Dataset entries
──────────

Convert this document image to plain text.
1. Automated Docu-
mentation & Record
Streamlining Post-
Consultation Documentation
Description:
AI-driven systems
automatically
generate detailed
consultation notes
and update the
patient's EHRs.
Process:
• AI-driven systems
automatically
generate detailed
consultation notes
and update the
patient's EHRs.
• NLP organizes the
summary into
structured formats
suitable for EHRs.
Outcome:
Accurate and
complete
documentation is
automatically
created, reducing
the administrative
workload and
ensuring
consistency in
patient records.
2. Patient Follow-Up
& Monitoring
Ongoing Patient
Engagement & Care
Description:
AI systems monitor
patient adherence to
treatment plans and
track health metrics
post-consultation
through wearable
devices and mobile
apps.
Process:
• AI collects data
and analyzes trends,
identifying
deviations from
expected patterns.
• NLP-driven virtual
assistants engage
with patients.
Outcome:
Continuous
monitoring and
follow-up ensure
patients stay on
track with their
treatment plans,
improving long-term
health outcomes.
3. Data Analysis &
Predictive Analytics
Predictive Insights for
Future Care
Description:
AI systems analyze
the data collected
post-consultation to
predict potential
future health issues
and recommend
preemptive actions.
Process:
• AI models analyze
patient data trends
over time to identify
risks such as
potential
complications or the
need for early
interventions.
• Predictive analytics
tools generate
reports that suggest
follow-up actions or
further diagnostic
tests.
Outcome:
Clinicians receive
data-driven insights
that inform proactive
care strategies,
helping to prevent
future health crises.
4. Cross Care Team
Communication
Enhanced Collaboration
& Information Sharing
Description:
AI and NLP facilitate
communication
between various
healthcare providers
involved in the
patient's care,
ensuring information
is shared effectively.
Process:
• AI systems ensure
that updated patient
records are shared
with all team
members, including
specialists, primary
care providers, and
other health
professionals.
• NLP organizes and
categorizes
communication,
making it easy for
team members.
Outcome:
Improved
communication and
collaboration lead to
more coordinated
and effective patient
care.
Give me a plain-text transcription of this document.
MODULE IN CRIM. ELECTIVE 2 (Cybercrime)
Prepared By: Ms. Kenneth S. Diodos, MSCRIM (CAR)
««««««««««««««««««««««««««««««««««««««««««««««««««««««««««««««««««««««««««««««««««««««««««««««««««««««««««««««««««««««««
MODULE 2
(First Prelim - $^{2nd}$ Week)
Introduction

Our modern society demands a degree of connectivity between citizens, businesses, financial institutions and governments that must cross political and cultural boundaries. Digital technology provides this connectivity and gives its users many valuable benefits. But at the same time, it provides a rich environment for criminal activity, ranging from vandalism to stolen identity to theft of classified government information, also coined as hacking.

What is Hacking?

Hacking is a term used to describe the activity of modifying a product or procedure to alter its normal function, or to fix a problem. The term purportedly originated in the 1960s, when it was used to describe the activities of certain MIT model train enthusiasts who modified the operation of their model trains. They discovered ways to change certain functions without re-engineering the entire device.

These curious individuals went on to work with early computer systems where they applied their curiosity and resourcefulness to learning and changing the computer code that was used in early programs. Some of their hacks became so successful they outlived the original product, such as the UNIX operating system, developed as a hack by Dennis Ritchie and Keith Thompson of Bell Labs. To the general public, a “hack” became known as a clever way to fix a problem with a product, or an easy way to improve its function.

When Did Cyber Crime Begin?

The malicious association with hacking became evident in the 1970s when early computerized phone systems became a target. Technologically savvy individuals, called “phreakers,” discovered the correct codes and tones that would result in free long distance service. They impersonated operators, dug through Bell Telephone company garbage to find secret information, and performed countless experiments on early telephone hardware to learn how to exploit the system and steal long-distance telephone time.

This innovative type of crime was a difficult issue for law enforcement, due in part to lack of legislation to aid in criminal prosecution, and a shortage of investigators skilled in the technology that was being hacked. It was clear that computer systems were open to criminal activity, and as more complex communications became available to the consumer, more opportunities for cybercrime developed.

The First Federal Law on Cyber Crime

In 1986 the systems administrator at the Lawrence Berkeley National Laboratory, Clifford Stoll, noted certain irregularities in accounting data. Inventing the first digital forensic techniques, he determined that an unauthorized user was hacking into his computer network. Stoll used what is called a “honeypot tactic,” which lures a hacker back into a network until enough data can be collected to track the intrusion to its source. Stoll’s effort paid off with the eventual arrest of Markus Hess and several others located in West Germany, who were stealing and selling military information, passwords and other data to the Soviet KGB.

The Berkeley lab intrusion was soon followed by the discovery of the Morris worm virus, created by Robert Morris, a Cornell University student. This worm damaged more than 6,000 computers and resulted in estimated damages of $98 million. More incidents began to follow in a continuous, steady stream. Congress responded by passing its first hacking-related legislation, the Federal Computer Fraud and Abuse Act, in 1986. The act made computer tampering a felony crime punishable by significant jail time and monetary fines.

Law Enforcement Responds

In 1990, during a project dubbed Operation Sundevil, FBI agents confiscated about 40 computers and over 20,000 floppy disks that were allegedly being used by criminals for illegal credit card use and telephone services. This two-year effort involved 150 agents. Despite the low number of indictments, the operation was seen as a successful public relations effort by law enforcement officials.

──────────

TASK TO COMPLETE:
Which lines of the records above hold the word "such"? Copy each one out.

YOUR SOLUTION:
risks such as
These curious individuals went on to work with early computer systems where they applied their curiosity and resourcefulness to learning and changing the computer code that was used in early programs. Some of their hacks became so successful they outlived the original product, such as the UNIX operating system, developed as a hack by Dennis Ritchie and Keith Thompson of Bell Labs. To the general public, a “hack” became known as a clever way to fix a problem with a product, or an easy way to improve its function.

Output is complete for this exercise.